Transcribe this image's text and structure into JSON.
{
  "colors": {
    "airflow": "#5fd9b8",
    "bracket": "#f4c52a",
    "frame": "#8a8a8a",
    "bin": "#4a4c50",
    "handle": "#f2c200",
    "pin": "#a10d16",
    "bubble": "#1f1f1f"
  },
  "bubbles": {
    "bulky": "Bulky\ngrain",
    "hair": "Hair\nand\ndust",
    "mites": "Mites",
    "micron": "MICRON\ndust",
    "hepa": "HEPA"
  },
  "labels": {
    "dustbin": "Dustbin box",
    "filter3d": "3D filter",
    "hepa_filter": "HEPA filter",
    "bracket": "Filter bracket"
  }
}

▶ [Problem to solve]: State the count of lines holding the string "ndust" in the listing above, and nothing else.

▶ [Task response]: 2